WRITTEN INSTRUCTION:
Every line with the word "zbekistonda" in it should be extracted from the data that follows.

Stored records
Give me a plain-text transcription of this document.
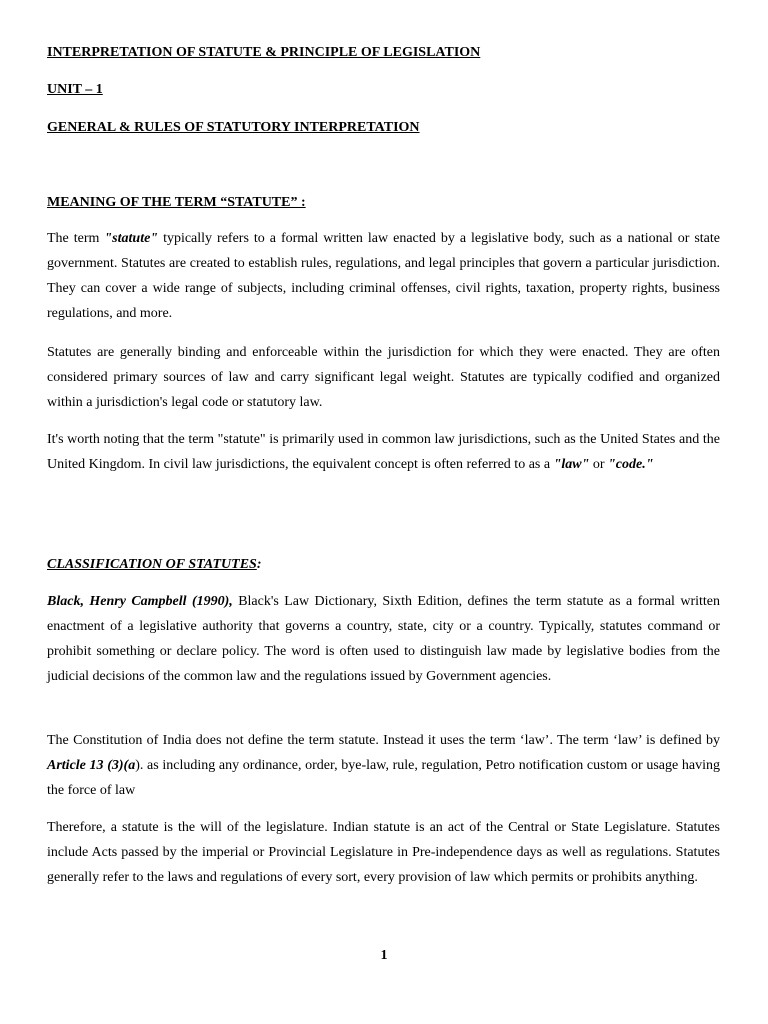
INTERPRETATION OF STATUTE & PRINCIPLE OF LEGISLATION

UNIT – 1

GENERAL & RULES OF STATUTORY INTERPRETATION

MEANING OF THE TERM “STATUTE” :

The term "statute" typically refers to a formal written law enacted by a legislative body, such as a national or state government. Statutes are created to establish rules, regulations, and legal principles that govern a particular jurisdiction. They can cover a wide range of subjects, including criminal offenses, civil rights, taxation, property rights, business regulations, and more.

Statutes are generally binding and enforceable within the jurisdiction for which they were enacted. They are often considered primary sources of law and carry significant legal weight. Statutes are typically codified and organized within a jurisdiction's legal code or statutory law.

It's worth noting that the term "statute" is primarily used in common law jurisdictions, such as the United States and the United Kingdom. In civil law jurisdictions, the equivalent concept is often referred to as a "law" or "code."

CLASSIFICATION OF STATUTES:

Black, Henry Campbell (1990), Black's Law Dictionary, Sixth Edition, defines the term statute as a formal written enactment of a legislative authority that governs a country, state, city or a country. Typically, statutes command or prohibit something or declare policy. The word is often used to distinguish law made by legislative bodies from the judicial decisions of the common law and the regulations issued by Government agencies.

The Constitution of India does not define the term statute. Instead it uses the term ‘law’. The term ‘law’ is defined by Article 13 (3)(a). as including any ordinance, order, bye-law, rule, regulation, Petro notification custom or usage having the force of law

Therefore, a statute is the will of the legislature. Indian statute is an act of the Central or State Legislature. Statutes include Acts passed by the imperial or Provincial Legislature in Pre-independence days as well as regulations. Statutes generally refer to the laws and regulations of every sort, every provision of law which permits or prohibits anything.

1
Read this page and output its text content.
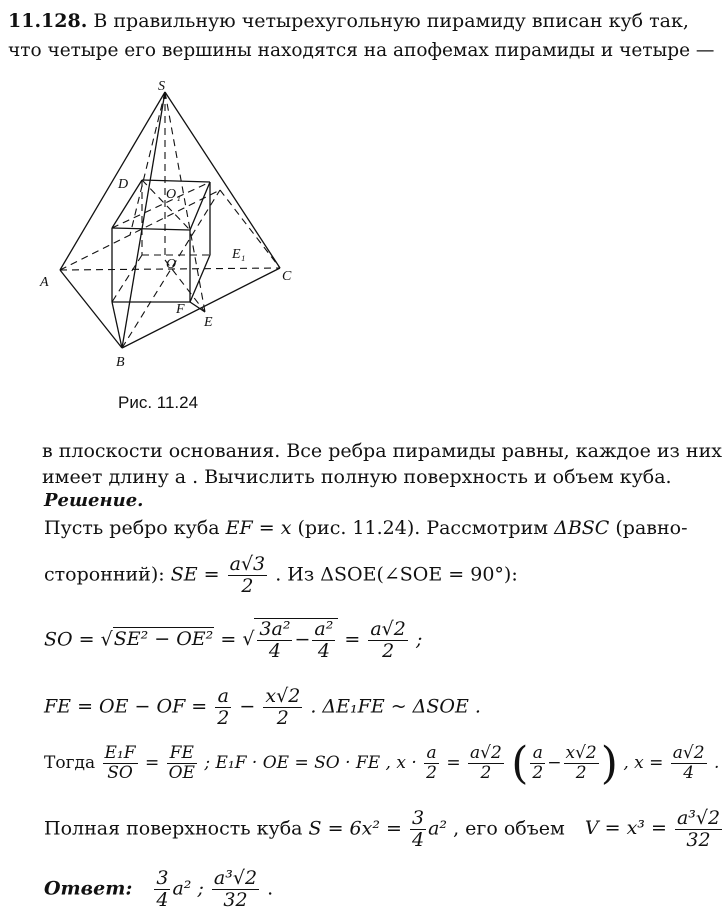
11.128. В правильную четырехугольную пирамиду вписан куб так,
что четыре его вершины находятся на апофемах пирамиды и четыре —
S
D
O₁
O
E₁
A
B
C
F
E
Рис. 11.24
в плоскости основания. Все ребра пирамиды равны, каждое из них
имеет длину a . Вычислить полную поверхность и объем куба.
Решение.
Пусть ребро куба EF = x (рис. 11.24). Рассмотрим ΔBSC (равно-
сторонний): SE = $\frac{a√3}{2}$ . Из ΔSOE(∠SOE = 90°):
SO = √SE² − OE² = √ $\frac{\text{3a²}}{4} - \frac{\text{a²}}{4} = \frac{a√2}{2}$ ;
FE = OE − OF = $\frac{a}{2} - \frac{x√2}{2}$ . ΔE₁FE ~ ΔSOE .
Тогда $\frac{\text{E₁F}}{SO} = \frac{FE}{OE}$ ; E₁F · OE = SO · FE , $x \cdot \frac{a}{2} = \frac{a√2}{2}$ ( $\frac{a}{2} - \frac{x√2}{2}$ ) , $x = \frac{a√2}{4}$ .
Полная поверхность куба $S = 6x^2 = \frac{3}{4} a^2$ , его объем $V = x^3 = \frac{\text{a³√2}}{32}$
Ответ: $\frac{3}{4} a^2$ ; $\frac{\text{a³√2}}{32}$ .
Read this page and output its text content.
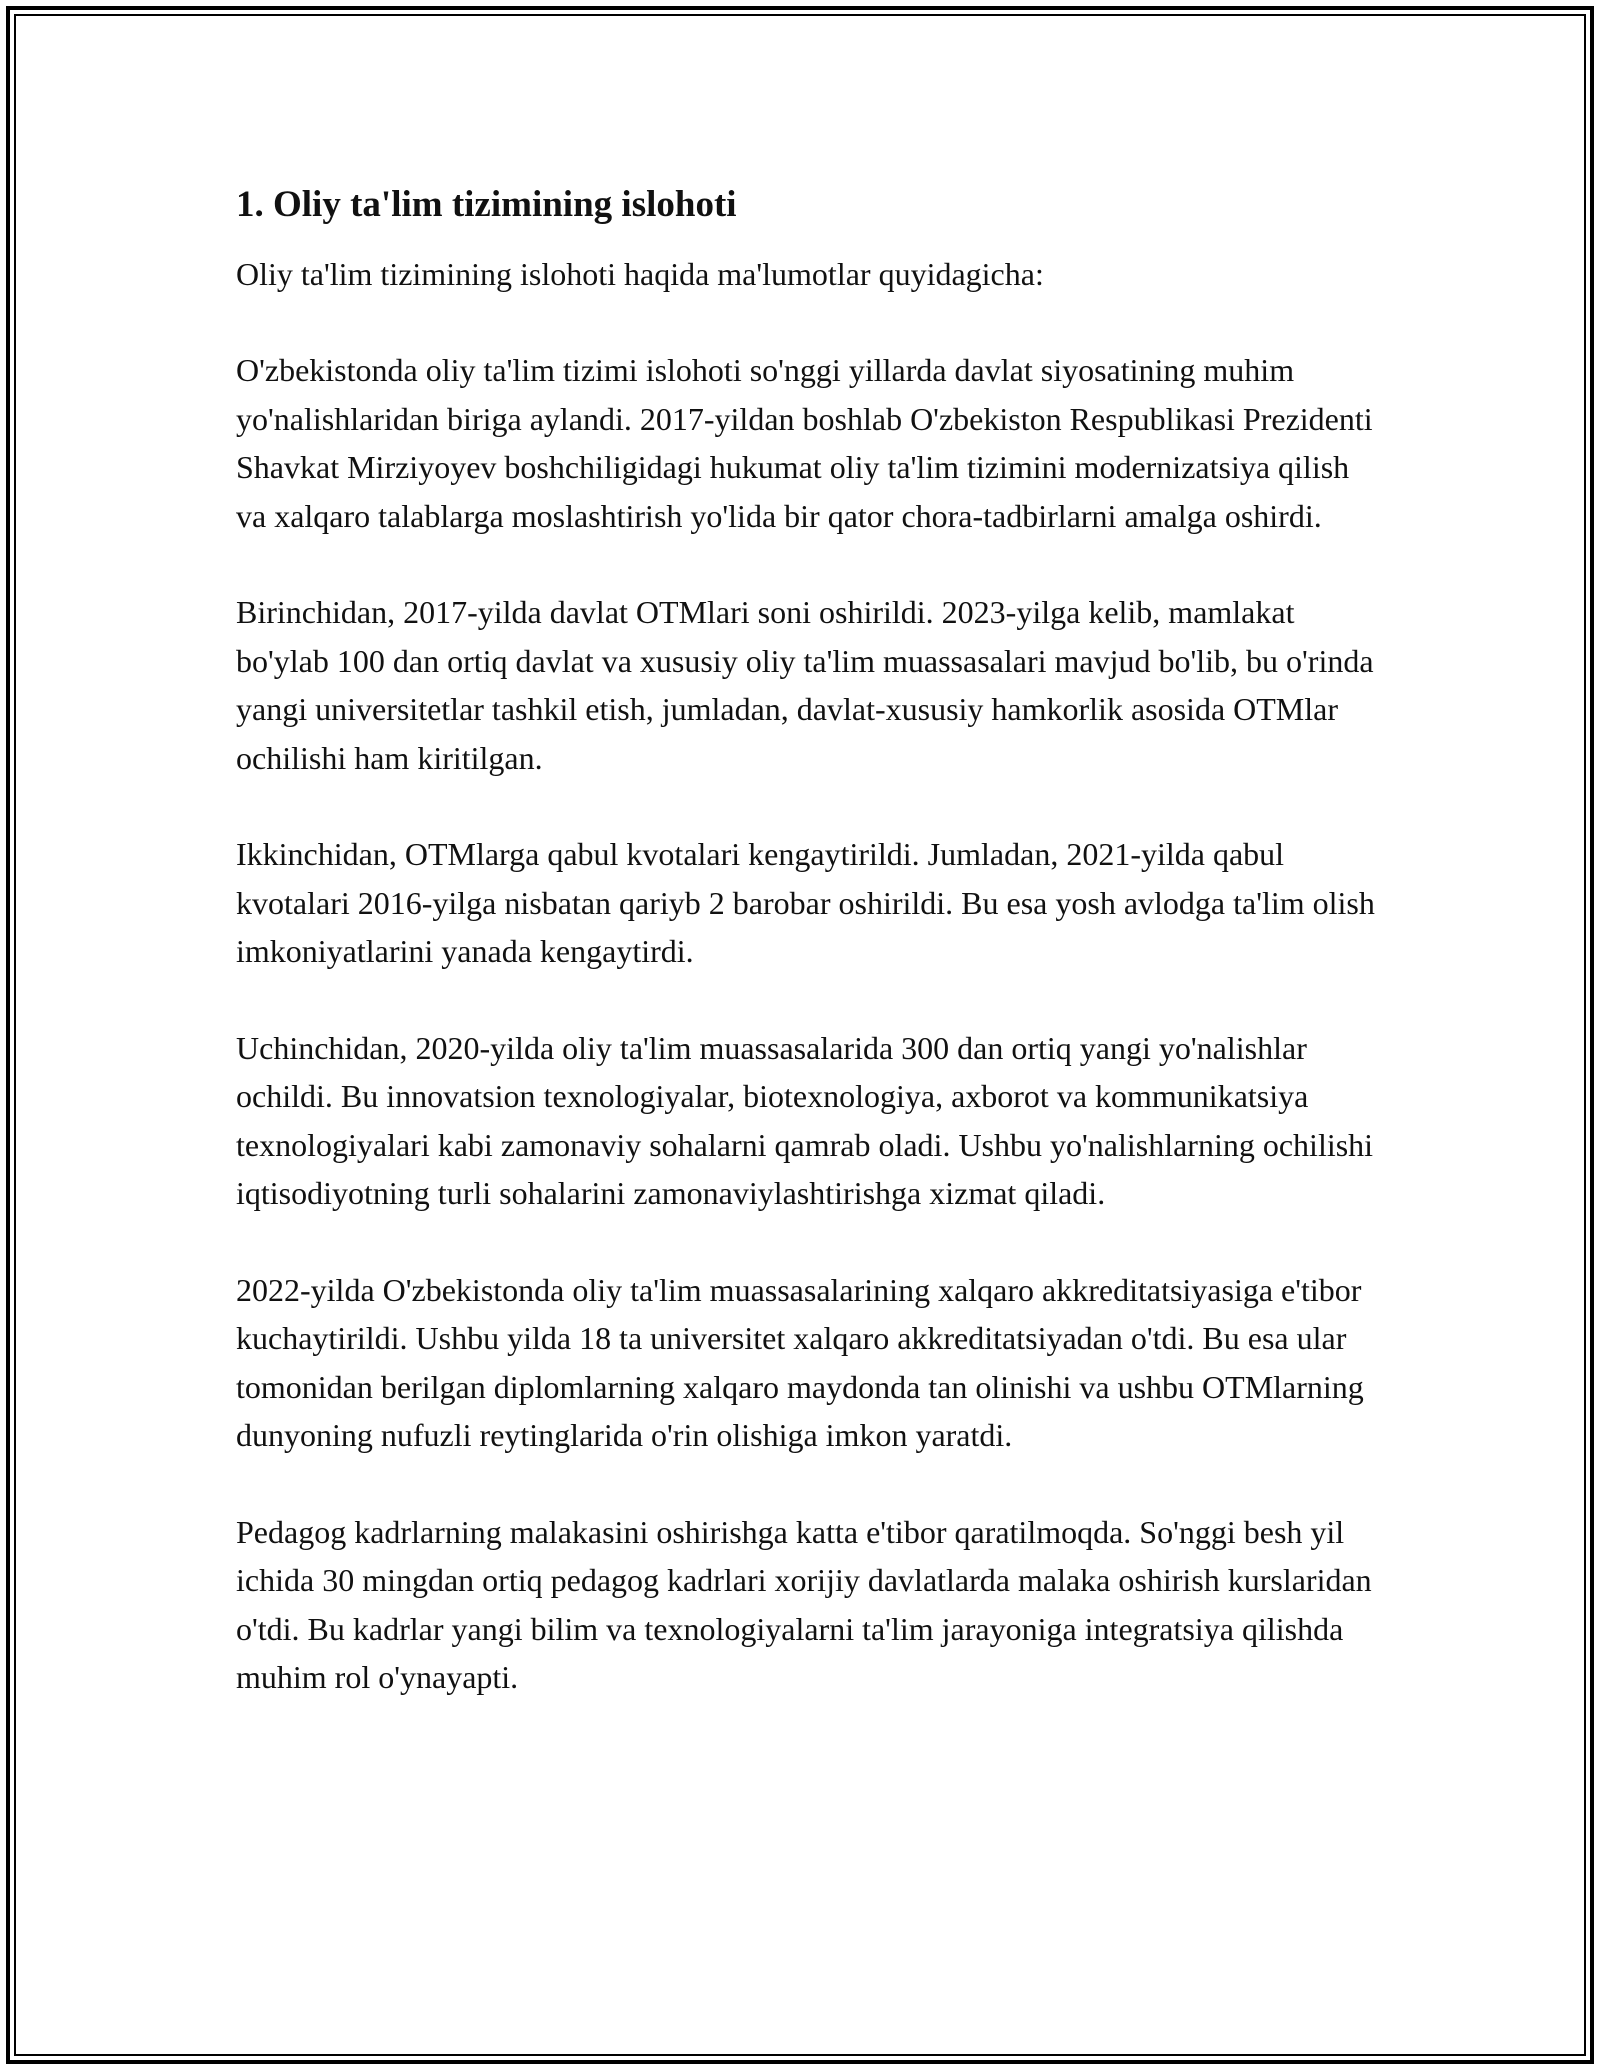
1. Oliy ta'lim tizimining islohoti

Oliy ta'lim tizimining islohoti haqida ma'lumotlar quyidagicha:

O'zbekistonda oliy ta'lim tizimi islohoti so'nggi yillarda davlat siyosatining muhim yo'nalishlaridan biriga aylandi. 2017-yildan boshlab O'zbekiston Respublikasi Prezidenti Shavkat Mirziyoyev boshchiligidagi hukumat oliy ta'lim tizimini modernizatsiya qilish va xalqaro talablarga moslashtirish yo'lida bir qator chora-tadbirlarni amalga oshirdi.

Birinchidan, 2017-yilda davlat OTMlari soni oshirildi. 2023-yilga kelib, mamlakat bo'ylab 100 dan ortiq davlat va xususiy oliy ta'lim muassasalari mavjud bo'lib, bu o'rinda yangi universitetlar tashkil etish, jumladan, davlat-xususiy hamkorlik asosida OTMlar ochilishi ham kiritilgan.

Ikkinchidan, OTMlarga qabul kvotalari kengaytirildi. Jumladan, 2021-yilda qabul kvotalari 2016-yilga nisbatan qariyb 2 barobar oshirildi. Bu esa yosh avlodga ta'lim olish imkoniyatlarini yanada kengaytirdi.

Uchinchidan, 2020-yilda oliy ta'lim muassasalarida 300 dan ortiq yangi yo'nalishlar ochildi. Bu innovatsion texnologiyalar, biotexnologiya, axborot va kommunikatsiya texnologiyalari kabi zamonaviy sohalarni qamrab oladi. Ushbu yo'nalishlarning ochilishi iqtisodiyotning turli sohalarini zamonaviylashtirishga xizmat qiladi.

2022-yilda O'zbekistonda oliy ta'lim muassasalarining xalqaro akkreditatsiyasiga e'tibor kuchaytirildi. Ushbu yilda 18 ta universitet xalqaro akkreditatsiyadan o'tdi. Bu esa ular tomonidan berilgan diplomlarning xalqaro maydonda tan olinishi va ushbu OTMlarning dunyoning nufuzli reytinglarida o'rin olishiga imkon yaratdi.

Pedagog kadrlarning malakasini oshirishga katta e'tibor qaratilmoqda. So'nggi besh yil ichida 30 mingdan ortiq pedagog kadrlari xorijiy davlatlarda malaka oshirish kurslaridan o'tdi. Bu kadrlar yangi bilim va texnologiyalarni ta'lim jarayoniga integratsiya qilishda muhim rol o'ynayapti.
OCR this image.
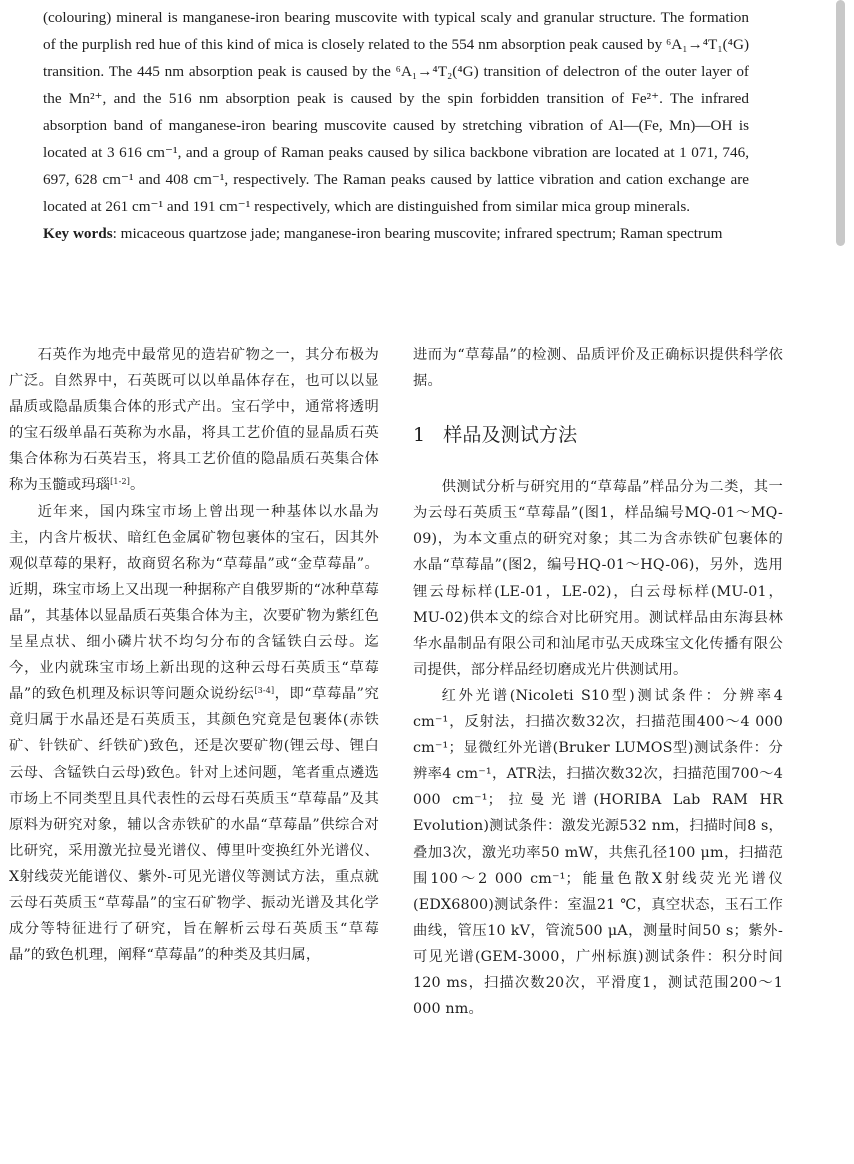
(colouring) mineral is manganese-iron bearing muscovite with typical scaly and granular structure. The formation of the purplish red hue of this kind of mica is closely related to the 554 nm absorption peak caused by ⁶A₁→⁴T₁(⁴G) transition. The 445 nm absorption peak is caused by the ⁶A₁→⁴T₂(⁴G) transition of delectron of the outer layer of the Mn²⁺, and the 516 nm absorption peak is caused by the spin forbidden transition of Fe²⁺. The infrared absorption band of manganese-iron bearing muscovite caused by stretching vibration of Al—(Fe, Mn)—OH is located at 3 616 cm⁻¹, and a group of Raman peaks caused by silica backbone vibration are located at 1 071, 746, 697, 628 cm⁻¹ and 408 cm⁻¹, respectively. The Raman peaks caused by lattice vibration and cation exchange are located at 261 cm⁻¹ and 191 cm⁻¹ respectively, which are distinguished from similar mica group minerals.

Key words: micaceous quartzose jade; manganese-iron bearing muscovite; infrared spectrum; Raman spectrum

石英作为地壳中最常见的造岩矿物之一，其分布极为广泛。自然界中，石英既可以以单晶体存在，也可以以显晶质或隐晶质集合体的形式产出。宝石学中，通常将透明的宝石级单晶石英称为水晶，将具工艺价值的显晶质石英集合体称为石英岩玉，将具工艺价值的隐晶质石英集合体称为玉髓或玛瑙[1-2]。

近年来，国内珠宝市场上曾出现一种基体以水晶为主，内含片板状、暗红色金属矿物包裹体的宝石，因其外观似草莓的果籽，故商贸名称为“草莓晶”或“金草莓晶”。近期，珠宝市场上又出现一种据称产自俄罗斯的“冰种草莓晶”，其基体以显晶质石英集合体为主，次要矿物为紫红色呈星点状、细小磷片状不均匀分布的含锰铁白云母。迄今，业内就珠宝市场上新出现的这种云母石英质玉“草莓晶”的致色机理及标识等问题众说纷纭[3-4]，即“草莓晶”究竟归属于水晶还是石英质玉，其颜色究竟是包裹体(赤铁矿、针铁矿、纤铁矿)致色，还是次要矿物(锂云母、锂白云母、含锰铁白云母)致色。针对上述问题，笔者重点遴选市场上不同类型且具代表性的云母石英质玉“草莓晶”及其原料为研究对象，辅以含赤铁矿的水晶“草莓晶”供综合对比研究，采用激光拉曼光谱仪、傅里叶变换红外光谱仪、X射线荧光能谱仪、紫外-可见光谱仪等测试方法，重点就云母石英质玉“草莓晶”的宝石矿物学、振动光谱及其化学成分等特征进行了研究，旨在解析云母石英质玉“草莓晶”的致色机理，阐释“草莓晶”的种类及其归属，

进而为“草莓晶”的检测、品质评价及正确标识提供科学依据。

1 样品及测试方法

供测试分析与研究用的“草莓晶”样品分为二类，其一为云母石英质玉“草莓晶”(图1，样品编号MQ-01～MQ-09)，为本文重点的研究对象；其二为含赤铁矿包裹体的水晶“草莓晶”(图2，编号HQ-01～HQ-06)，另外，选用锂云母标样(LE-01，LE-02)，白云母标样(MU-01，MU-02)供本文的综合对比研究用。测试样品由东海县林华水晶制品有限公司和汕尾市弘天成珠宝文化传播有限公司提供，部分样品经切磨成光片供测试用。

红外光谱(Nicoleti S10型)测试条件：分辨率4 cm⁻¹，反射法，扫描次数32次，扫描范围400～4 000 cm⁻¹；显微红外光谱(Bruker LUMOS型)测试条件：分辨率4 cm⁻¹，ATR法，扫描次数32次，扫描范围700～4 000 cm⁻¹；拉曼光谱(HORIBA Lab RAM HR Evolution)测试条件：激发光源532 nm，扫描时间8 s，叠加3次，激光功率50 mW，共焦孔径100 μm，扫描范围100～2 000 cm⁻¹；能量色散X射线荧光光谱仪(EDX6800)测试条件：室温21 ℃，真空状态，玉石工作曲线，管压10 kV，管流500 μA，测量时间50 s；紫外-可见光谱(GEM-3000，广州标旗)测试条件：积分时间120 ms，扫描次数20次，平滑度1，测试范围200～1 000 nm。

EXERCISE RESPONSE:
O'zbekistonda oliy ta'lim tizimi islohoti so'nggi yillarda davlat siyosatining muhim yo'nalishlaridan biriga aylandi. 2017-yildan boshlab O'zbekiston Respublikasi Prezidenti Shavkat Mirziyoyev boshchiligidagi hukumat oliy ta'lim tizimini modernizatsiya qilish va xalqaro talablarga moslashtirish yo'lida bir qator chora-tadbirlarni amalga oshirdi.
2022-yilda O'zbekistonda oliy ta'lim muassasalarining xalqaro akkreditatsiyasiga e'tibor kuchaytirildi. Ushbu yilda 18 ta universitet xalqaro akkreditatsiyadan o'tdi. Bu esa ular tomonidan berilgan diplomlarning xalqaro maydonda tan olinishi va ushbu OTMlarning dunyoning nufuzli reytinglarida o'rin olishiga imkon yaratdi.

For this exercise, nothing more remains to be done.